# SUPPLIED ENTRIES start

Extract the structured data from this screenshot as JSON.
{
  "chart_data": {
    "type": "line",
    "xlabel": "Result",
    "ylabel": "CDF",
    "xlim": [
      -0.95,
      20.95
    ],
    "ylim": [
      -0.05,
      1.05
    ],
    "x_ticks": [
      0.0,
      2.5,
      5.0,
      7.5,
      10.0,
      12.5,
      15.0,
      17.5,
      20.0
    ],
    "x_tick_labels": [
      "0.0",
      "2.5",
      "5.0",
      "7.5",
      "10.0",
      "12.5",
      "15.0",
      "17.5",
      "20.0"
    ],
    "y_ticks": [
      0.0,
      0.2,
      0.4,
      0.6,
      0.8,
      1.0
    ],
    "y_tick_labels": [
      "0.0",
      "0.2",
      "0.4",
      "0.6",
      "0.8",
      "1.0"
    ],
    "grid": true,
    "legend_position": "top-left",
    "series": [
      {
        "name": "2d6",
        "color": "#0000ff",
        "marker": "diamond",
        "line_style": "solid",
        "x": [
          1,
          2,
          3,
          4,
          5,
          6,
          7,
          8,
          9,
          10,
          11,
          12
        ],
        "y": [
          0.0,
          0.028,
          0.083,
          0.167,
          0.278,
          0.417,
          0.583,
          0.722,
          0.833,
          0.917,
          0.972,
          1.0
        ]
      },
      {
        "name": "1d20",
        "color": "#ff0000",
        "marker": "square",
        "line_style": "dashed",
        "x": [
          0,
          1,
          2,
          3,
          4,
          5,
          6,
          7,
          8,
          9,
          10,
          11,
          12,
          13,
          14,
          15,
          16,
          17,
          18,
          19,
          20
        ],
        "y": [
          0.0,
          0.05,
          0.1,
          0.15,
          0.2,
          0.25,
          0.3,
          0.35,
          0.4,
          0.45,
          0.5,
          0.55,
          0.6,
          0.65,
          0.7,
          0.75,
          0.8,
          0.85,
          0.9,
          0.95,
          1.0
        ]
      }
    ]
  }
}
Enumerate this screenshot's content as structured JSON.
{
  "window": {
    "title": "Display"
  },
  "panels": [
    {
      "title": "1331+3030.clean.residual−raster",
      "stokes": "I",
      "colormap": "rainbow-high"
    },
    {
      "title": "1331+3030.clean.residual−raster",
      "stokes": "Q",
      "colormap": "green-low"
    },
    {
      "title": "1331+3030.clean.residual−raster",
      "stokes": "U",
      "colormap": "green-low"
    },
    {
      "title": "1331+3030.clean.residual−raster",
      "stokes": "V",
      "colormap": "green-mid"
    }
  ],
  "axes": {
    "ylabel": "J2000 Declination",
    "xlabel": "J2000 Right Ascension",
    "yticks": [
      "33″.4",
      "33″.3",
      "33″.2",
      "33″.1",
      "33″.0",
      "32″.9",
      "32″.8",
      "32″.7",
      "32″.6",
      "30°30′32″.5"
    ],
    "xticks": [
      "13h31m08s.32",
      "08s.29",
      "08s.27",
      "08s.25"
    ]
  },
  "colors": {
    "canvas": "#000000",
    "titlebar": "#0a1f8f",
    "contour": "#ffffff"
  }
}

# SUPPLIED ENTRIES end

REQUIRED TASK:
Copy out each line exactly as written.

RESPONSE TO THE TASK:
Extract the structured data from this screenshot as JSON.
{
  "chart_data": {
    "type": "line",
    "xlabel": "Result",
    "ylabel": "CDF",
    "xlim": [
      -0.95,
      20.95
    ],
    "ylim": [
      -0.05,
      1.05
    ],
    "x_ticks": [
      0.0,
      2.5,
      5.0,
      7.5,
      10.0,
      12.5,
      15.0,
      17.5,
      20.0
    ],
    "x_tick_labels": [
      "0.0",
      "2.5",
      "5.0",
      "7.5",
      "10.0",
      "12.5",
      "15.0",
      "17.5",
      "20.0"
    ],
    "y_ticks": [
      0.0,
      0.2,
      0.4,
      0.6,
      0.8,
      1.0
    ],
    "y_tick_labels": [
      "0.0",
      "0.2",
      "0.4",
      "0.6",
      "0.8",
      "1.0"
    ],
    "grid": true,
    "legend_position": "top-left",
    "series": [
      {
        "name": "2d6",
        "color": "#0000ff",
        "marker": "diamond",
        "line_style": "solid",
        "x": [
          1,
          2,
          3,
          4,
          5,
          6,
          7,
          8,
          9,
          10,
          11,
          12
        ],
        "y": [
          0.0,
          0.028,
          0.083,
          0.167,
          0.278,
          0.417,
          0.583,
          0.722,
          0.833,
          0.917,
          0.972,
          1.0
        ]
      },
      {
        "name": "1d20",
        "color": "#ff0000",
        "marker": "square",
        "line_style": "dashed",
        "x": [
          0,
          1,
          2,
          3,
          4,
          5,
          6,
          7,
          8,
          9,
          10,
          11,
          12,
          13,
          14,
          15,
          16,
          17,
          18,
          19,
          20
        ],
        "y": [
          0.0,
          0.05,
          0.1,
          0.15,
          0.2,
          0.25,
          0.3,
          0.35,
          0.4,
          0.45,
          0.5,
          0.55,
          0.6,
          0.65,
          0.7,
          0.75,
          0.8,
          0.85,
          0.9,
          0.95,
          1.0
        ]
      }
    ]
  }
}
Enumerate this screenshot's content as structured JSON.
{
  "window": {
    "title": "Display"
  },
  "panels": [
    {
      "title": "1331+3030.clean.residual−raster",
      "stokes": "I",
      "colormap": "rainbow-high"
    },
    {
      "title": "1331+3030.clean.residual−raster",
      "stokes": "Q",
      "colormap": "green-low"
    },
    {
      "title": "1331+3030.clean.residual−raster",
      "stokes": "U",
      "colormap": "green-low"
    },
    {
      "title": "1331+3030.clean.residual−raster",
      "stokes": "V",
      "colormap": "green-mid"
    }
  ],
  "axes": {
    "ylabel": "J2000 Declination",
    "xlabel": "J2000 Right Ascension",
    "yticks": [
      "33″.4",
      "33″.3",
      "33″.2",
      "33″.1",
      "33″.0",
      "32″.9",
      "32″.8",
      "32″.7",
      "32″.6",
      "30°30′32″.5"
    ],
    "xticks": [
      "13h31m08s.32",
      "08s.29",
      "08s.27",
      "08s.25"
    ]
  },
  "colors": {
    "canvas": "#000000",
    "titlebar": "#0a1f8f",
    "contour": "#ffffff"
  }
}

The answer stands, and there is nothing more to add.